Dataset records
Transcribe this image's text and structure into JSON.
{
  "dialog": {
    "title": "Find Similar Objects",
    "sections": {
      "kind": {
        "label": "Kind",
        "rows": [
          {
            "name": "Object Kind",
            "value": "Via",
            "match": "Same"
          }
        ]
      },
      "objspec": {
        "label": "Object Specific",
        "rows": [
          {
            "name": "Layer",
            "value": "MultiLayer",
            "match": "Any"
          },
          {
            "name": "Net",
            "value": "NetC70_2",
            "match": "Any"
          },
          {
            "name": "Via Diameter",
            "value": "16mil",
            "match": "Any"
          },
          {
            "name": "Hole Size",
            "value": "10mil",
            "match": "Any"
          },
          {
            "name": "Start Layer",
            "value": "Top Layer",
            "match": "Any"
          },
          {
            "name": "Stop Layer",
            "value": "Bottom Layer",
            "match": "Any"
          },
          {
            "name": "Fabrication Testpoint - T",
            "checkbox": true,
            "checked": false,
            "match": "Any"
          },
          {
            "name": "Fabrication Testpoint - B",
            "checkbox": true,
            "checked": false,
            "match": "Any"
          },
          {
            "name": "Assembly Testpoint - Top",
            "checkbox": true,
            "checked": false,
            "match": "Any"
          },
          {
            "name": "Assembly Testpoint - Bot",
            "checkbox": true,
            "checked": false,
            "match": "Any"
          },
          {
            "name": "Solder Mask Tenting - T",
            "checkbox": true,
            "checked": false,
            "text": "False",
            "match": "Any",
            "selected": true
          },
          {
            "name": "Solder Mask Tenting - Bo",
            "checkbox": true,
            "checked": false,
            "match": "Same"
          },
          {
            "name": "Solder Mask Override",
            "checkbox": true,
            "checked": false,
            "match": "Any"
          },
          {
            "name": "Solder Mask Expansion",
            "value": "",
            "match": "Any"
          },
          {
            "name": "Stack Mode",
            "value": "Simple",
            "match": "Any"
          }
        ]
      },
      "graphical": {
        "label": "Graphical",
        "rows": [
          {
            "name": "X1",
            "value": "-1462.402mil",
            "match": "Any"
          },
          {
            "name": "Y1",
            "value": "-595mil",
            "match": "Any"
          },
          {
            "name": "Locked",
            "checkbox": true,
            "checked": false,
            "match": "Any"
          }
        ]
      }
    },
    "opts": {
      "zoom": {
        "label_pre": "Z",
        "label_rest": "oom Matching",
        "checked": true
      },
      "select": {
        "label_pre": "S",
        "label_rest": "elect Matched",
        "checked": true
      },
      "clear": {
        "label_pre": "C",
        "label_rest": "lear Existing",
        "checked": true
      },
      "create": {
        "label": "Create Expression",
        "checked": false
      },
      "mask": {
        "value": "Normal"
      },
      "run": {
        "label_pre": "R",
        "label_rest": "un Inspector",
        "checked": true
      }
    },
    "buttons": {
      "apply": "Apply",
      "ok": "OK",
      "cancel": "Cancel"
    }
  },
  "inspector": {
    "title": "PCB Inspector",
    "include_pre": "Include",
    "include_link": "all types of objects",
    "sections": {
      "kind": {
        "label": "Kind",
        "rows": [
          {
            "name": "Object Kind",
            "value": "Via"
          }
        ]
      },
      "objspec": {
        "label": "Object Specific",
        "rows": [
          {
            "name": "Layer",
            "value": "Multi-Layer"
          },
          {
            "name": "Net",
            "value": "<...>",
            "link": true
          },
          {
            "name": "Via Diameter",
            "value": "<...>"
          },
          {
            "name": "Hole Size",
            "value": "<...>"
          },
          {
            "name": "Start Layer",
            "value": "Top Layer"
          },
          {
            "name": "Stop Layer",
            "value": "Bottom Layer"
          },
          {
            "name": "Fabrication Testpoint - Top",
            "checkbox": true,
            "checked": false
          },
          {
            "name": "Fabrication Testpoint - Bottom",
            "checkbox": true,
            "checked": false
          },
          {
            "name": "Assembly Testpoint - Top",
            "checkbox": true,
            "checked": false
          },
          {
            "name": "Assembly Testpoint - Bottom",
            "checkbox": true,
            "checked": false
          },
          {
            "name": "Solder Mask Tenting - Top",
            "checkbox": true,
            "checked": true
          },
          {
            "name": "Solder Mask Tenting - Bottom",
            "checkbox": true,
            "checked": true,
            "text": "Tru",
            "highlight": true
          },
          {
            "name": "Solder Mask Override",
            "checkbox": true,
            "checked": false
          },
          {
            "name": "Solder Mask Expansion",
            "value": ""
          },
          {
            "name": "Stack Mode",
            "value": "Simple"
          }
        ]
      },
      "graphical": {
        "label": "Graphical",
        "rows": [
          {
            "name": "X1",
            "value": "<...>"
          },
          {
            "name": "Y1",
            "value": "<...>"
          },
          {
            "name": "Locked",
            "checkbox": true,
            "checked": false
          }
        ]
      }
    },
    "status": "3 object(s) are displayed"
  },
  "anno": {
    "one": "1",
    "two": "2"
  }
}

:: What the exercise asks ::
Write the data from above out again, exactly.

:: Result ::
Transcribe this image's text and structure into JSON.
{
  "dialog": {
    "title": "Find Similar Objects",
    "sections": {
      "kind": {
        "label": "Kind",
        "rows": [
          {
            "name": "Object Kind",
            "value": "Via",
            "match": "Same"
          }
        ]
      },
      "objspec": {
        "label": "Object Specific",
        "rows": [
          {
            "name": "Layer",
            "value": "MultiLayer",
            "match": "Any"
          },
          {
            "name": "Net",
            "value": "NetC70_2",
            "match": "Any"
          },
          {
            "name": "Via Diameter",
            "value": "16mil",
            "match": "Any"
          },
          {
            "name": "Hole Size",
            "value": "10mil",
            "match": "Any"
          },
          {
            "name": "Start Layer",
            "value": "Top Layer",
            "match": "Any"
          },
          {
            "name": "Stop Layer",
            "value": "Bottom Layer",
            "match": "Any"
          },
          {
            "name": "Fabrication Testpoint - T",
            "checkbox": true,
            "checked": false,
            "match": "Any"
          },
          {
            "name": "Fabrication Testpoint - B",
            "checkbox": true,
            "checked": false,
            "match": "Any"
          },
          {
            "name": "Assembly Testpoint - Top",
            "checkbox": true,
            "checked": false,
            "match": "Any"
          },
          {
            "name": "Assembly Testpoint - Bot",
            "checkbox": true,
            "checked": false,
            "match": "Any"
          },
          {
            "name": "Solder Mask Tenting - T",
            "checkbox": true,
            "checked": false,
            "text": "False",
            "match": "Any",
            "selected": true
          },
          {
            "name": "Solder Mask Tenting - Bo",
            "checkbox": true,
            "checked": false,
            "match": "Same"
          },
          {
            "name": "Solder Mask Override",
            "checkbox": true,
            "checked": false,
            "match": "Any"
          },
          {
            "name": "Solder Mask Expansion",
            "value": "",
            "match": "Any"
          },
          {
            "name": "Stack Mode",
            "value": "Simple",
            "match": "Any"
          }
        ]
      },
      "graphical": {
        "label": "Graphical",
        "rows": [
          {
            "name": "X1",
            "value": "-1462.402mil",
            "match": "Any"
          },
          {
            "name": "Y1",
            "value": "-595mil",
            "match": "Any"
          },
          {
            "name": "Locked",
            "checkbox": true,
            "checked": false,
            "match": "Any"
          }
        ]
      }
    },
    "opts": {
      "zoom": {
        "label_pre": "Z",
        "label_rest": "oom Matching",
        "checked": true
      },
      "select": {
        "label_pre": "S",
        "label_rest": "elect Matched",
        "checked": true
      },
      "clear": {
        "label_pre": "C",
        "label_rest": "lear Existing",
        "checked": true
      },
      "create": {
        "label": "Create Expression",
        "checked": false
      },
      "mask": {
        "value": "Normal"
      },
      "run": {
        "label_pre": "R",
        "label_rest": "un Inspector",
        "checked": true
      }
    },
    "buttons": {
      "apply": "Apply",
      "ok": "OK",
      "cancel": "Cancel"
    }
  },
  "inspector": {
    "title": "PCB Inspector",
    "include_pre": "Include",
    "include_link": "all types of objects",
    "sections": {
      "kind": {
        "label": "Kind",
        "rows": [
          {
            "name": "Object Kind",
            "value": "Via"
          }
        ]
      },
      "objspec": {
        "label": "Object Specific",
        "rows": [
          {
            "name": "Layer",
            "value": "Multi-Layer"
          },
          {
            "name": "Net",
            "value": "<...>",
            "link": true
          },
          {
            "name": "Via Diameter",
            "value": "<...>"
          },
          {
            "name": "Hole Size",
            "value": "<...>"
          },
          {
            "name": "Start Layer",
            "value": "Top Layer"
          },
          {
            "name": "Stop Layer",
            "value": "Bottom Layer"
          },
          {
            "name": "Fabrication Testpoint - Top",
            "checkbox": true,
            "checked": false
          },
          {
            "name": "Fabrication Testpoint - Bottom",
            "checkbox": true,
            "checked": false
          },
          {
            "name": "Assembly Testpoint - Top",
            "checkbox": true,
            "checked": false
          },
          {
            "name": "Assembly Testpoint - Bottom",
            "checkbox": true,
            "checked": false
          },
          {
            "name": "Solder Mask Tenting - Top",
            "checkbox": true,
            "checked": true
          },
          {
            "name": "Solder Mask Tenting - Bottom",
            "checkbox": true,
            "checked": true,
            "text": "Tru",
            "highlight": true
          },
          {
            "name": "Solder Mask Override",
            "checkbox": true,
            "checked": false
          },
          {
            "name": "Solder Mask Expansion",
            "value": ""
          },
          {
            "name": "Stack Mode",
            "value": "Simple"
          }
        ]
      },
      "graphical": {
        "label": "Graphical",
        "rows": [
          {
            "name": "X1",
            "value": "<...>"
          },
          {
            "name": "Y1",
            "value": "<...>"
          },
          {
            "name": "Locked",
            "checkbox": true,
            "checked": false
          }
        ]
      }
    },
    "status": "3 object(s) are displayed"
  },
  "anno": {
    "one": "1",
    "two": "2"
  }
}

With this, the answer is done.